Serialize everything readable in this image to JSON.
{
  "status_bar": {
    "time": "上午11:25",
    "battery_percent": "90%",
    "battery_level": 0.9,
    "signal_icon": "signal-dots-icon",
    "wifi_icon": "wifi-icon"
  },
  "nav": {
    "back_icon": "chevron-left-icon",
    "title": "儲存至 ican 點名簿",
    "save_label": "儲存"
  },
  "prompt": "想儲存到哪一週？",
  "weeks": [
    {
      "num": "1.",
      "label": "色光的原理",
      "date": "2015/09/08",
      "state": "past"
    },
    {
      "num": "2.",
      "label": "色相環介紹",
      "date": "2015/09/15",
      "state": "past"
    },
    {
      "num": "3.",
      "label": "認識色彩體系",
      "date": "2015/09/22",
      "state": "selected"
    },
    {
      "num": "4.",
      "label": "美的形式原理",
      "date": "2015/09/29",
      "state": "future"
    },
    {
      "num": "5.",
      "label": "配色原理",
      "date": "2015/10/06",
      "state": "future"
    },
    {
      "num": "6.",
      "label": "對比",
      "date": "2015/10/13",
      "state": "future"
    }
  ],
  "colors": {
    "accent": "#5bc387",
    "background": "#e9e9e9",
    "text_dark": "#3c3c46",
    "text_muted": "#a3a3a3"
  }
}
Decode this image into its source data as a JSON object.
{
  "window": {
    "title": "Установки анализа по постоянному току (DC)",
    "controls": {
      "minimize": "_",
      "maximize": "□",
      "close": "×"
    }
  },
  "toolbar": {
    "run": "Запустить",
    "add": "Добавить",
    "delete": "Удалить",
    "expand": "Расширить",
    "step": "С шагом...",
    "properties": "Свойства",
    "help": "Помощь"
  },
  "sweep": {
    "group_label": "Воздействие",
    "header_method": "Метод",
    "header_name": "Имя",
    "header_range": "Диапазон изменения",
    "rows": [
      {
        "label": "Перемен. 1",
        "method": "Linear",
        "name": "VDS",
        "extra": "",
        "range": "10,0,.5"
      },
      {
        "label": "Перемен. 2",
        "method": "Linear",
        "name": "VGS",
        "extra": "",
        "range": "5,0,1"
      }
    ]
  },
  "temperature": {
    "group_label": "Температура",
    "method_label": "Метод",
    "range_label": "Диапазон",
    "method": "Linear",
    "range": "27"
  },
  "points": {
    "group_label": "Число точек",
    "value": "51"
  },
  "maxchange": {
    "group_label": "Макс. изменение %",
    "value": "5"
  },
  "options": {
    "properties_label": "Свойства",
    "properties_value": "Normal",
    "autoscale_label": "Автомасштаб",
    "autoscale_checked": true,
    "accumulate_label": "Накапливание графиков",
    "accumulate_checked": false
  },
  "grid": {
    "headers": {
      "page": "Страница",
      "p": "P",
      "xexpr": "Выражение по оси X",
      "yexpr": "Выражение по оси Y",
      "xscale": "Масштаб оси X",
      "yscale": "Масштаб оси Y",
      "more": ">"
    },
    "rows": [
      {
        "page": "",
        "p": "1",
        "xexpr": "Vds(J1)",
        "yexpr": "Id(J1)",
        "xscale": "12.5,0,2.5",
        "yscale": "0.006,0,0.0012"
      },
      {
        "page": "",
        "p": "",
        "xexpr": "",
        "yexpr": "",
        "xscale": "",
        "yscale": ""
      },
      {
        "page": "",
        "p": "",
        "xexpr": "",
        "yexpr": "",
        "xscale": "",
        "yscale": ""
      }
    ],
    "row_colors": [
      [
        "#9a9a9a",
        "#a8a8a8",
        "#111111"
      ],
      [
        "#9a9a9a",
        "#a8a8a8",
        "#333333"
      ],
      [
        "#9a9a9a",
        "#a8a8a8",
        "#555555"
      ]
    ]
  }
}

**TASK DIRECTIONS:**
Write out every line from the records above, word for word.

**THE RESPONSE:**
Serialize everything readable in this image to JSON.
{
  "status_bar": {
    "time": "上午11:25",
    "battery_percent": "90%",
    "battery_level": 0.9,
    "signal_icon": "signal-dots-icon",
    "wifi_icon": "wifi-icon"
  },
  "nav": {
    "back_icon": "chevron-left-icon",
    "title": "儲存至 ican 點名簿",
    "save_label": "儲存"
  },
  "prompt": "想儲存到哪一週？",
  "weeks": [
    {
      "num": "1.",
      "label": "色光的原理",
      "date": "2015/09/08",
      "state": "past"
    },
    {
      "num": "2.",
      "label": "色相環介紹",
      "date": "2015/09/15",
      "state": "past"
    },
    {
      "num": "3.",
      "label": "認識色彩體系",
      "date": "2015/09/22",
      "state": "selected"
    },
    {
      "num": "4.",
      "label": "美的形式原理",
      "date": "2015/09/29",
      "state": "future"
    },
    {
      "num": "5.",
      "label": "配色原理",
      "date": "2015/10/06",
      "state": "future"
    },
    {
      "num": "6.",
      "label": "對比",
      "date": "2015/10/13",
      "state": "future"
    }
  ],
  "colors": {
    "accent": "#5bc387",
    "background": "#e9e9e9",
    "text_dark": "#3c3c46",
    "text_muted": "#a3a3a3"
  }
}
Decode this image into its source data as a JSON object.
{
  "window": {
    "title": "Установки анализа по постоянному току (DC)",
    "controls": {
      "minimize": "_",
      "maximize": "□",
      "close": "×"
    }
  },
  "toolbar": {
    "run": "Запустить",
    "add": "Добавить",
    "delete": "Удалить",
    "expand": "Расширить",
    "step": "С шагом...",
    "properties": "Свойства",
    "help": "Помощь"
  },
  "sweep": {
    "group_label": "Воздействие",
    "header_method": "Метод",
    "header_name": "Имя",
    "header_range": "Диапазон изменения",
    "rows": [
      {
        "label": "Перемен. 1",
        "method": "Linear",
        "name": "VDS",
        "extra": "",
        "range": "10,0,.5"
      },
      {
        "label": "Перемен. 2",
        "method": "Linear",
        "name": "VGS",
        "extra": "",
        "range": "5,0,1"
      }
    ]
  },
  "temperature": {
    "group_label": "Температура",
    "method_label": "Метод",
    "range_label": "Диапазон",
    "method": "Linear",
    "range": "27"
  },
  "points": {
    "group_label": "Число точек",
    "value": "51"
  },
  "maxchange": {
    "group_label": "Макс. изменение %",
    "value": "5"
  },
  "options": {
    "properties_label": "Свойства",
    "properties_value": "Normal",
    "autoscale_label": "Автомасштаб",
    "autoscale_checked": true,
    "accumulate_label": "Накапливание графиков",
    "accumulate_checked": false
  },
  "grid": {
    "headers": {
      "page": "Страница",
      "p": "P",
      "xexpr": "Выражение по оси X",
      "yexpr": "Выражение по оси Y",
      "xscale": "Масштаб оси X",
      "yscale": "Масштаб оси Y",
      "more": ">"
    },
    "rows": [
      {
        "page": "",
        "p": "1",
        "xexpr": "Vds(J1)",
        "yexpr": "Id(J1)",
        "xscale": "12.5,0,2.5",
        "yscale": "0.006,0,0.0012"
      },
      {
        "page": "",
        "p": "",
        "xexpr": "",
        "yexpr": "",
        "xscale": "",
        "yscale": ""
      },
      {
        "page": "",
        "p": "",
        "xexpr": "",
        "yexpr": "",
        "xscale": "",
        "yscale": ""
      }
    ],
    "row_colors": [
      [
        "#9a9a9a",
        "#a8a8a8",
        "#111111"
      ],
      [
        "#9a9a9a",
        "#a8a8a8",
        "#333333"
      ],
      [
        "#9a9a9a",
        "#a8a8a8",
        "#555555"
      ]
    ]
  }
}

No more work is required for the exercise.